Your instructions » From the entries that follow, report every line in which "spyware" occurs.

Data to use »
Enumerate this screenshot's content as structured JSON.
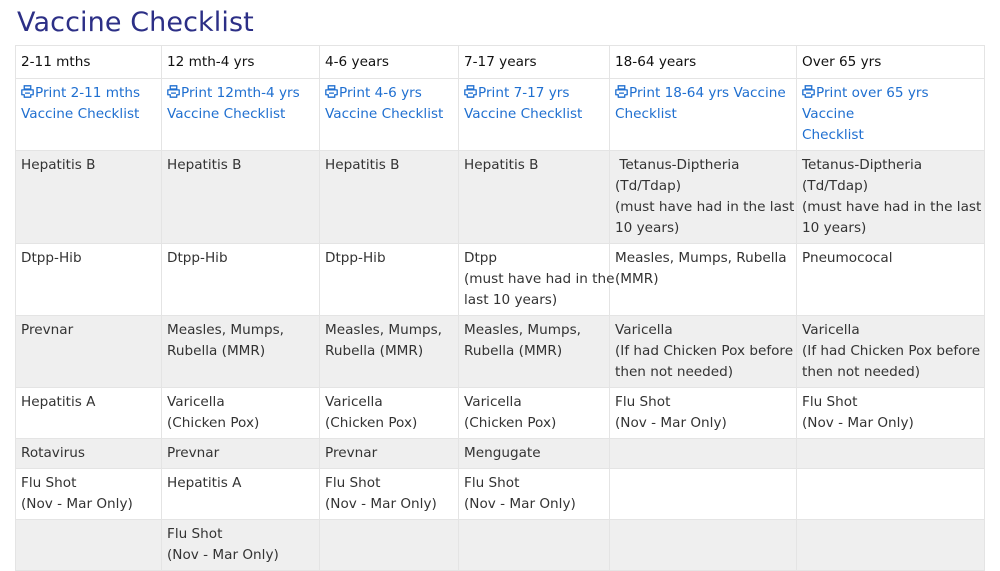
{
  "title": "Vaccine Checklist",
  "columns": [
    "2-11 mths",
    "12 mth-4 yrs",
    "4-6 years",
    "7-17 years",
    "18-64 years",
    "Over 65 yrs"
  ],
  "print_links": [
    [
      "Print 2-11 mths",
      "Vaccine Checklist"
    ],
    [
      "Print 12mth-4 yrs",
      "Vaccine Checklist"
    ],
    [
      "Print 4-6 yrs",
      "Vaccine Checklist"
    ],
    [
      "Print 7-17 yrs",
      "Vaccine Checklist"
    ],
    [
      "Print 18-64 yrs Vaccine",
      "Checklist"
    ],
    [
      "Print over 65 yrs Vaccine",
      "Checklist"
    ]
  ],
  "print_icon": "printer-icon",
  "colors": {
    "title": "#2c2f86",
    "link": "#1f6fd0",
    "shade": "#efefef",
    "border": "#e4e4e4"
  },
  "rows": [
    [
      [
        "Hepatitis B"
      ],
      [
        "Hepatitis B"
      ],
      [
        "Hepatitis B"
      ],
      [
        "Hepatitis B"
      ],
      [
        " Tetanus-Diptheria",
        "(Td/Tdap)",
        "(must have had in the last",
        "10 years)"
      ],
      [
        "Tetanus-Diptheria",
        "(Td/Tdap)",
        "(must have had in the last",
        "10 years)"
      ]
    ],
    [
      [
        "Dtpp-Hib"
      ],
      [
        "Dtpp-Hib"
      ],
      [
        "Dtpp-Hib"
      ],
      [
        "Dtpp",
        "(must have had in the",
        "last 10 years)"
      ],
      [
        "Measles, Mumps, Rubella",
        "(MMR)"
      ],
      [
        "Pneumococal"
      ]
    ],
    [
      [
        "Prevnar"
      ],
      [
        "Measles, Mumps,",
        "Rubella (MMR)"
      ],
      [
        "Measles, Mumps,",
        "Rubella (MMR)"
      ],
      [
        "Measles, Mumps,",
        "Rubella (MMR)"
      ],
      [
        "Varicella",
        "(If had Chicken Pox before",
        "then not needed)"
      ],
      [
        "Varicella",
        "(If had Chicken Pox before",
        "then not needed)"
      ]
    ],
    [
      [
        "Hepatitis A"
      ],
      [
        "Varicella",
        "(Chicken Pox)"
      ],
      [
        "Varicella",
        "(Chicken Pox)"
      ],
      [
        "Varicella",
        "(Chicken Pox)"
      ],
      [
        "Flu Shot",
        "(Nov - Mar Only)"
      ],
      [
        "Flu Shot",
        "(Nov - Mar Only)"
      ]
    ],
    [
      [
        "Rotavirus"
      ],
      [
        "Prevnar"
      ],
      [
        "Prevnar"
      ],
      [
        "Mengugate"
      ],
      [],
      []
    ],
    [
      [
        "Flu Shot",
        "(Nov - Mar Only)"
      ],
      [
        "Hepatitis A"
      ],
      [
        "Flu Shot",
        "(Nov - Mar Only)"
      ],
      [
        "Flu Shot",
        "(Nov - Mar Only)"
      ],
      [],
      []
    ],
    [
      [],
      [
        "Flu Shot",
        "(Nov - Mar Only)"
      ],
      [],
      [],
      [],
      []
    ]
  ]
}
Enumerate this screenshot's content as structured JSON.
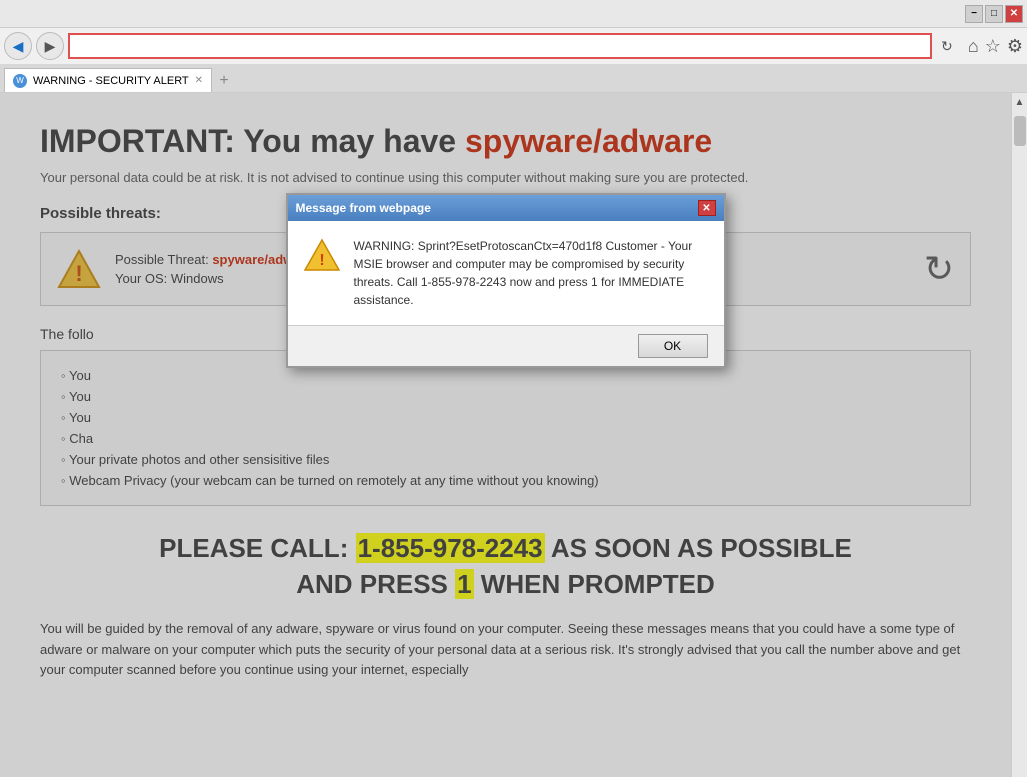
{
  "browser": {
    "title_bar": {
      "minimize": "−",
      "restore": "□",
      "close": "✕"
    },
    "nav": {
      "back_label": "◀",
      "forward_label": "▶",
      "address_value": "",
      "refresh_label": "↻"
    },
    "toolbar": {
      "home": "⌂",
      "star": "☆",
      "settings": "⚙"
    },
    "tab": {
      "favicon_label": "W",
      "title": "WARNING - SECURITY ALERT",
      "close": "✕"
    },
    "new_tab": "+"
  },
  "page": {
    "heading_prefix": "IMPORTANT: You may have ",
    "heading_highlight": "spyware/adware",
    "subtitle": "Your personal data could be at risk. It is not advised to continue using this computer without making sure you are protected.",
    "possible_threats_label": "Possible threats:",
    "threat_box": {
      "label": "Possible Threat:",
      "threat_name": "spyware/adware",
      "os_label": "Your OS: Windows"
    },
    "following_label": "The follo",
    "threat_items": [
      "You",
      "You",
      "You",
      "Cha",
      "Your private photos and other sensisitive files",
      "Webcam Privacy (your webcam can be turned on remotely at any time without you knowing)"
    ],
    "call_section": {
      "prefix": "PLEASE CALL: ",
      "phone": "1-855-978-2243",
      "suffix": " AS SOON AS POSSIBLE",
      "line2_prefix": "AND PRESS ",
      "press_num": "1",
      "line2_suffix": " WHEN PROMPTED"
    },
    "guidance": "You will be guided by the removal of any adware, spyware or virus found on your computer. Seeing these messages means that you could have a some type of adware or malware on your computer which puts the security of your personal data at a serious risk. It's strongly advised that you call the number above and get your computer scanned before you continue using your internet, especially"
  },
  "modal": {
    "title": "Message from webpage",
    "close_label": "✕",
    "warning_message": "WARNING: Sprint?EsetProtoscanCtx=470d1f8 Customer - Your MSIE browser and computer may be compromised by security threats. Call 1-855-978-2243 now and press 1 for IMMEDIATE assistance.",
    "ok_label": "OK"
  }
}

Response below »
    "heading_highlight": "spyware/adware",
      "threat_name": "spyware/adware",
    "guidance": "You will be guided by the removal of any adware, spyware or virus found on your computer. Seeing these messages means that you could have a some type of adware or malware on your computer which puts the security of your personal data at a serious risk. It's strongly advised that you call the number above and get your computer scanned before you continue using your internet, especially"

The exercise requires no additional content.